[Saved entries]

********

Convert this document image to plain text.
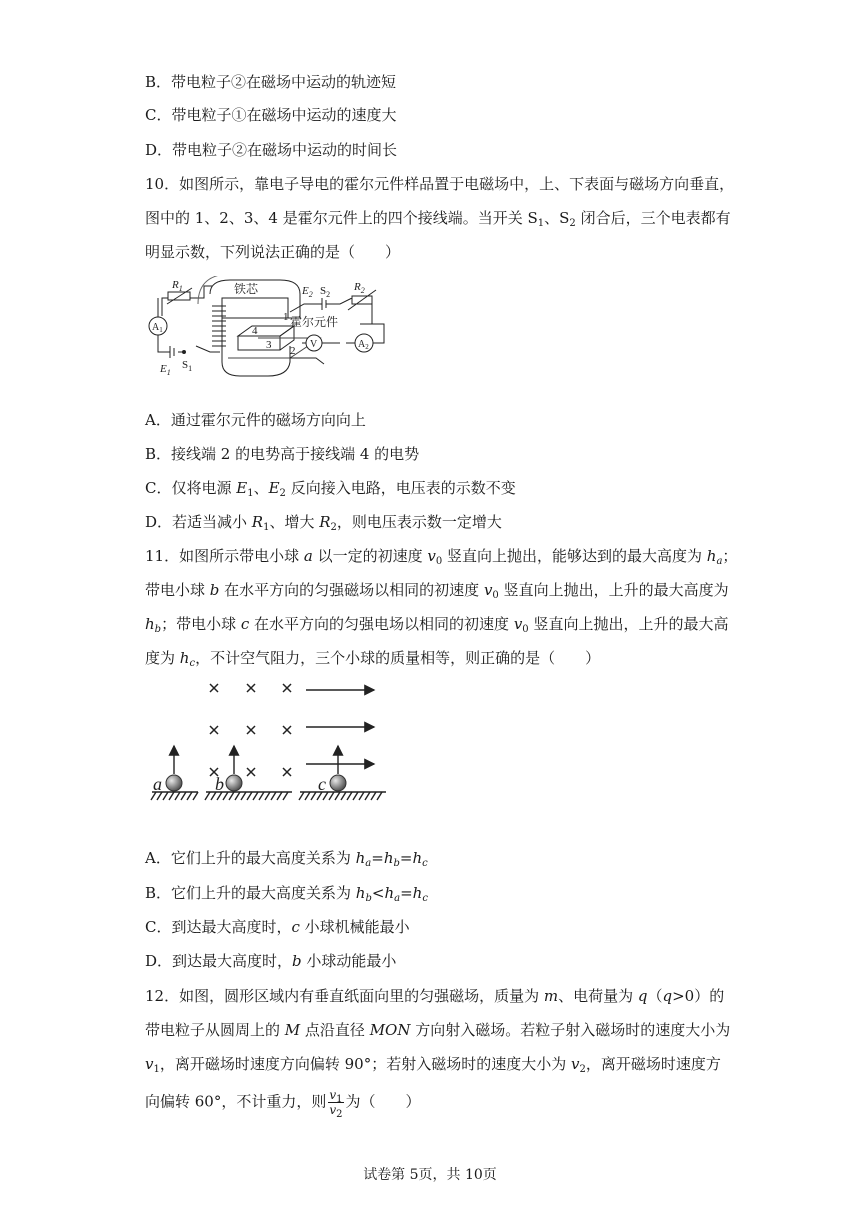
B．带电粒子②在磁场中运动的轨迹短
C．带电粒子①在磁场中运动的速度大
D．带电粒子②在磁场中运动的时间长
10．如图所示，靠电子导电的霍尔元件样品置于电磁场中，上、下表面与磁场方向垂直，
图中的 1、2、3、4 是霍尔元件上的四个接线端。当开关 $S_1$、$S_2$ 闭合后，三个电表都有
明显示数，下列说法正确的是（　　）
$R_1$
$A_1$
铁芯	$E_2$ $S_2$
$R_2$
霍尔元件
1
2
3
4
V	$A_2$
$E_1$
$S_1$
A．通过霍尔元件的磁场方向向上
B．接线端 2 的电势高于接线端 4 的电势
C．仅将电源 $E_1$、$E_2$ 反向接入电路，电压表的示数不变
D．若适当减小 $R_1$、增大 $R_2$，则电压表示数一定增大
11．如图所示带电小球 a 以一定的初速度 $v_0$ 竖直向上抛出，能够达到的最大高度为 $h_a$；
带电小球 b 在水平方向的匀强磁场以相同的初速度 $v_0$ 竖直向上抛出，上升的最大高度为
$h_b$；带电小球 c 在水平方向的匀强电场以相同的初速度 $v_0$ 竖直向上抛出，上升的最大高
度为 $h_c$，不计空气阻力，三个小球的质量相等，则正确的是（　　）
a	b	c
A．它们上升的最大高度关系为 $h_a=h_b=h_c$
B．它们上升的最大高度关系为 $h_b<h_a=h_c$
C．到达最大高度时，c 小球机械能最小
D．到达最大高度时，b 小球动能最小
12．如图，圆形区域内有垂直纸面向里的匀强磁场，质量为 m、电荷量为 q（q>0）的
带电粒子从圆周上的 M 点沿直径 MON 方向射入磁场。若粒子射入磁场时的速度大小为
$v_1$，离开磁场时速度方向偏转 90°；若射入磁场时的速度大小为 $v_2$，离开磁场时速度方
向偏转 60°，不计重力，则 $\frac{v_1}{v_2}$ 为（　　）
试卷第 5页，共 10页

********

Your goal ->
Go back to the records above and write them out exactly, without the pictures.

Expected answer ->
Convert this document image to plain text.
B．带电粒子②在磁场中运动的轨迹短
C．带电粒子①在磁场中运动的速度大
D．带电粒子②在磁场中运动的时间长
10．如图所示，靠电子导电的霍尔元件样品置于电磁场中，上、下表面与磁场方向垂直，
图中的 1、2、3、4 是霍尔元件上的四个接线端。当开关 $S_1$、$S_2$ 闭合后，三个电表都有
明显示数，下列说法正确的是（　　）
$R_1$
$A_1$
铁芯	$E_2$ $S_2$
$R_2$
霍尔元件
1
2
3
4
V	$A_2$
$E_1$
$S_1$
A．通过霍尔元件的磁场方向向上
B．接线端 2 的电势高于接线端 4 的电势
C．仅将电源 $E_1$、$E_2$ 反向接入电路，电压表的示数不变
D．若适当减小 $R_1$、增大 $R_2$，则电压表示数一定增大
11．如图所示带电小球 a 以一定的初速度 $v_0$ 竖直向上抛出，能够达到的最大高度为 $h_a$；
带电小球 b 在水平方向的匀强磁场以相同的初速度 $v_0$ 竖直向上抛出，上升的最大高度为
$h_b$；带电小球 c 在水平方向的匀强电场以相同的初速度 $v_0$ 竖直向上抛出，上升的最大高
度为 $h_c$，不计空气阻力，三个小球的质量相等，则正确的是（　　）
a	b	c
A．它们上升的最大高度关系为 $h_a=h_b=h_c$
B．它们上升的最大高度关系为 $h_b<h_a=h_c$
C．到达最大高度时，c 小球机械能最小
D．到达最大高度时，b 小球动能最小
12．如图，圆形区域内有垂直纸面向里的匀强磁场，质量为 m、电荷量为 q（q>0）的
带电粒子从圆周上的 M 点沿直径 MON 方向射入磁场。若粒子射入磁场时的速度大小为
$v_1$，离开磁场时速度方向偏转 90°；若射入磁场时的速度大小为 $v_2$，离开磁场时速度方
向偏转 60°，不计重力，则 $\frac{v_1}{v_2}$ 为（　　）
试卷第 5页，共 10页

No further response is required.